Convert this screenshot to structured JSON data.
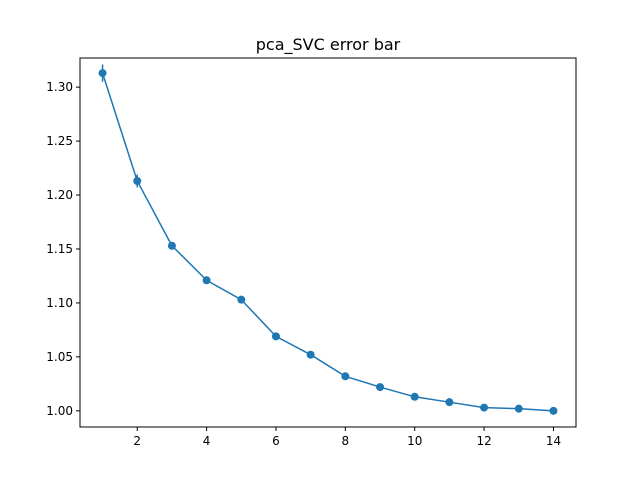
{
  "chart_data": {
    "type": "line",
    "title": "pca_SVC error bar",
    "xlabel": "",
    "ylabel": "",
    "xlim": [
      0.35,
      14.65
    ],
    "ylim": [
      0.985,
      1.327
    ],
    "xticks": [
      2,
      4,
      6,
      8,
      10,
      12,
      14
    ],
    "yticks": [
      1.0,
      1.05,
      1.1,
      1.15,
      1.2,
      1.25,
      1.3
    ],
    "grid": false,
    "color": "#1f77b4",
    "series": [
      {
        "x": [
          1,
          2,
          3,
          4,
          5,
          6,
          7,
          8,
          9,
          10,
          11,
          12,
          13,
          14
        ],
        "y": [
          1.313,
          1.213,
          1.153,
          1.121,
          1.103,
          1.069,
          1.052,
          1.032,
          1.022,
          1.013,
          1.008,
          1.003,
          1.002,
          1.0
        ],
        "err": [
          0.008,
          0.006,
          0.003,
          0.003,
          0.003,
          0.002,
          0.002,
          0.002,
          0.002,
          0.002,
          0.002,
          0.002,
          0.002,
          0.001
        ]
      }
    ]
  }
}
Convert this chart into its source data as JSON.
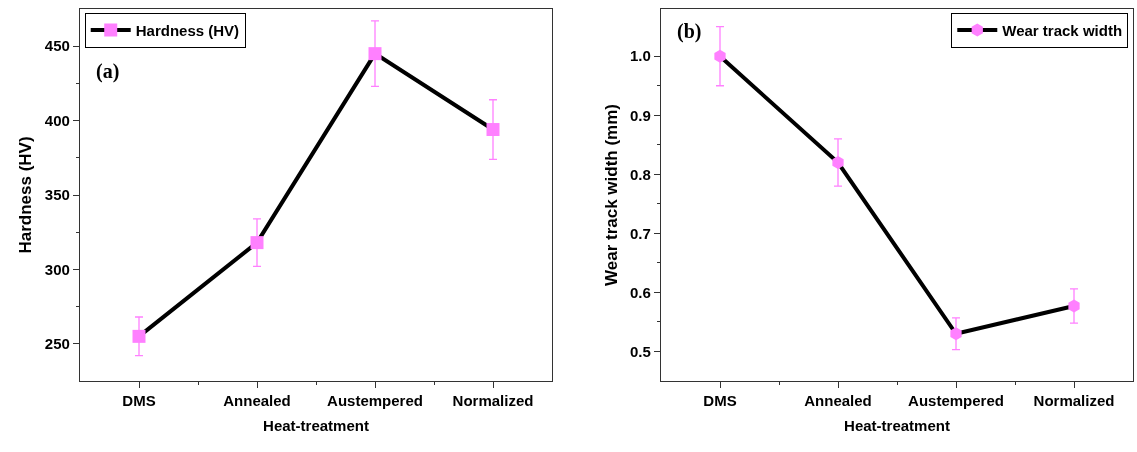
{
  "chart_data": [
    {
      "type": "line",
      "xlabel": "Heat-treatment",
      "ylabel": "Hardness (HV)",
      "categories": [
        "DMS",
        "Annealed",
        "Austempered",
        "Normalized"
      ],
      "series": [
        {
          "name": "Hardness (HV)",
          "color": "#ff80ff",
          "values": [
            255,
            318,
            445,
            394
          ],
          "errors": [
            13,
            16,
            22,
            20
          ]
        }
      ],
      "ylim": [
        225,
        475
      ],
      "yticks": [
        250,
        300,
        350,
        400,
        450
      ],
      "marker": "square",
      "legend": "top left",
      "annotations": [
        "(a)"
      ]
    },
    {
      "type": "line",
      "xlabel": "Heat-treatment",
      "ylabel": "Wear track width (mm)",
      "categories": [
        "DMS",
        "Annealed",
        "Austempered",
        "Normalized"
      ],
      "series": [
        {
          "name": "Wear track width",
          "color": "#ff80ff",
          "values": [
            1.0,
            0.82,
            0.53,
            0.577
          ],
          "errors": [
            0.05,
            0.04,
            0.027,
            0.029
          ]
        }
      ],
      "ylim": [
        0.45,
        1.08
      ],
      "yticks": [
        {
          "value": 0.5,
          "label": "0.5"
        },
        {
          "value": 0.6,
          "label": "0.6"
        },
        {
          "value": 0.7,
          "label": "0.7"
        },
        {
          "value": 0.8,
          "label": "0.8"
        },
        {
          "value": 0.9,
          "label": "0.9"
        },
        {
          "value": 1.0,
          "label": "1.0"
        }
      ],
      "marker": "circle",
      "legend": "top right",
      "annotations": [
        "(b)"
      ]
    }
  ]
}
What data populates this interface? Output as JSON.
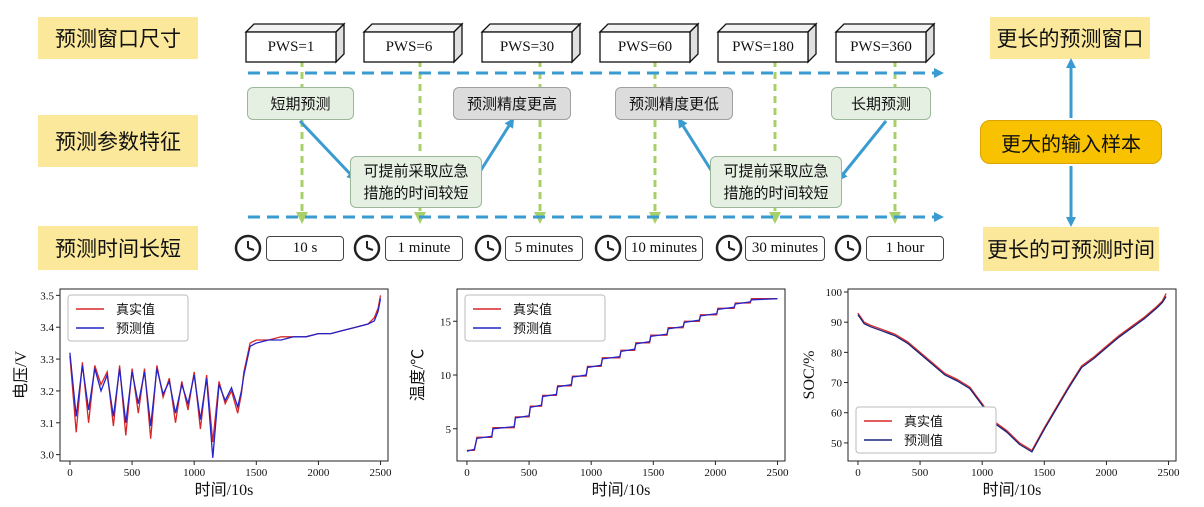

▶ [Goal]
Nothing in the entries above should change when they are printed again, except that the pictures are dropped.

▶ [The response]
Convert this screenshot to structured JSON data.
{
  "chart_data": {
    "type": "line",
    "title": "pca_SVC error bar",
    "xlabel": "",
    "ylabel": "",
    "xlim": [
      0.35,
      14.65
    ],
    "ylim": [
      0.985,
      1.327
    ],
    "xticks": [
      2,
      4,
      6,
      8,
      10,
      12,
      14
    ],
    "yticks": [
      1.0,
      1.05,
      1.1,
      1.15,
      1.2,
      1.25,
      1.3
    ],
    "grid": false,
    "color": "#1f77b4",
    "series": [
      {
        "x": [
          1,
          2,
          3,
          4,
          5,
          6,
          7,
          8,
          9,
          10,
          11,
          12,
          13,
          14
        ],
        "y": [
          1.313,
          1.213,
          1.153,
          1.121,
          1.103,
          1.069,
          1.052,
          1.032,
          1.022,
          1.013,
          1.008,
          1.003,
          1.002,
          1.0
        ],
        "err": [
          0.008,
          0.006,
          0.003,
          0.003,
          0.003,
          0.002,
          0.002,
          0.002,
          0.002,
          0.002,
          0.002,
          0.002,
          0.002,
          0.001
        ]
      }
    ]
  }
}
Convert this chart into its source data as JSON.
{
  "chart_data": [
    {
      "type": "line",
      "xlabel": "Heat-treatment",
      "ylabel": "Hardness (HV)",
      "categories": [
        "DMS",
        "Annealed",
        "Austempered",
        "Normalized"
      ],
      "series": [
        {
          "name": "Hardness (HV)",
          "color": "#ff80ff",
          "values": [
            255,
            318,
            445,
            394
          ],
          "errors": [
            13,
            16,
            22,
            20
          ]
        }
      ],
      "ylim": [
        225,
        475
      ],
      "yticks": [
        250,
        300,
        350,
        400,
        450
      ],
      "marker": "square",
      "legend": "top left",
      "annotations": [
        "(a)"
      ]
    },
    {
      "type": "line",
      "xlabel": "Heat-treatment",
      "ylabel": "Wear track width (mm)",
      "categories": [
        "DMS",
        "Annealed",
        "Austempered",
        "Normalized"
      ],
      "series": [
        {
          "name": "Wear track width",
          "color": "#ff80ff",
          "values": [
            1.0,
            0.82,
            0.53,
            0.577
          ],
          "errors": [
            0.05,
            0.04,
            0.027,
            0.029
          ]
        }
      ],
      "ylim": [
        0.45,
        1.08
      ],
      "yticks": [
        {
          "value": 0.5,
          "label": "0.5"
        },
        {
          "value": 0.6,
          "label": "0.6"
        },
        {
          "value": 0.7,
          "label": "0.7"
        },
        {
          "value": 0.8,
          "label": "0.8"
        },
        {
          "value": 0.9,
          "label": "0.9"
        },
        {
          "value": 1.0,
          "label": "1.0"
        }
      ],
      "marker": "circle",
      "legend": "top right",
      "annotations": [
        "(b)"
      ]
    }
  ]
}
What data populates this interface? Output as JSON.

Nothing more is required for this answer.